* MATERIAL FOR THE TASK *
╔══
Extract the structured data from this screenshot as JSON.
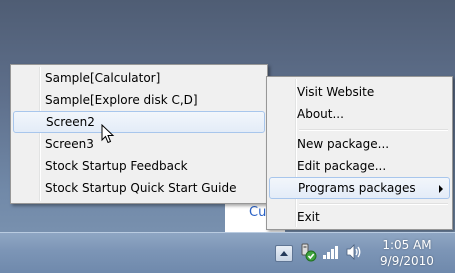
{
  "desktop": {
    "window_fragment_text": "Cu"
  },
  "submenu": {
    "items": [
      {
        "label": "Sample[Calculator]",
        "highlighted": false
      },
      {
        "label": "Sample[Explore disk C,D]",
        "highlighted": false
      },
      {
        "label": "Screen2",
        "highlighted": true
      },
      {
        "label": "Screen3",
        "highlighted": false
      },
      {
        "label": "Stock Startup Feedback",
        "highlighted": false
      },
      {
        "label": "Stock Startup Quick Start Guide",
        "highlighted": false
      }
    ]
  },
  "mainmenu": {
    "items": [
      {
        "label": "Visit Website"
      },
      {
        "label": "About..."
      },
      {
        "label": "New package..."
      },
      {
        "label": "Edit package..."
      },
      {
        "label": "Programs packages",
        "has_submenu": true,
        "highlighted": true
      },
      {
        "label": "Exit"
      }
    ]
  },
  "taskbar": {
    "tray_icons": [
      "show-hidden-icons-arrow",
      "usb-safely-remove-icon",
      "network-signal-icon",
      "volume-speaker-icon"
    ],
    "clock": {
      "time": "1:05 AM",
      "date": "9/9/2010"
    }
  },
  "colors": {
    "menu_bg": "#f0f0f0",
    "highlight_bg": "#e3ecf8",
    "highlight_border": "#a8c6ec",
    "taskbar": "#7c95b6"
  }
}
╚══
* REQUIRED TASK *
Without including any pictures, reproduce the listing exactly.

* EXERCISE RESPONSE *
Extract the structured data from this screenshot as JSON.
{
  "desktop": {
    "window_fragment_text": "Cu"
  },
  "submenu": {
    "items": [
      {
        "label": "Sample[Calculator]",
        "highlighted": false
      },
      {
        "label": "Sample[Explore disk C,D]",
        "highlighted": false
      },
      {
        "label": "Screen2",
        "highlighted": true
      },
      {
        "label": "Screen3",
        "highlighted": false
      },
      {
        "label": "Stock Startup Feedback",
        "highlighted": false
      },
      {
        "label": "Stock Startup Quick Start Guide",
        "highlighted": false
      }
    ]
  },
  "mainmenu": {
    "items": [
      {
        "label": "Visit Website"
      },
      {
        "label": "About..."
      },
      {
        "label": "New package..."
      },
      {
        "label": "Edit package..."
      },
      {
        "label": "Programs packages",
        "has_submenu": true,
        "highlighted": true
      },
      {
        "label": "Exit"
      }
    ]
  },
  "taskbar": {
    "tray_icons": [
      "show-hidden-icons-arrow",
      "usb-safely-remove-icon",
      "network-signal-icon",
      "volume-speaker-icon"
    ],
    "clock": {
      "time": "1:05 AM",
      "date": "9/9/2010"
    }
  },
  "colors": {
    "menu_bg": "#f0f0f0",
    "highlight_bg": "#e3ecf8",
    "highlight_border": "#a8c6ec",
    "taskbar": "#7c95b6"
  }
}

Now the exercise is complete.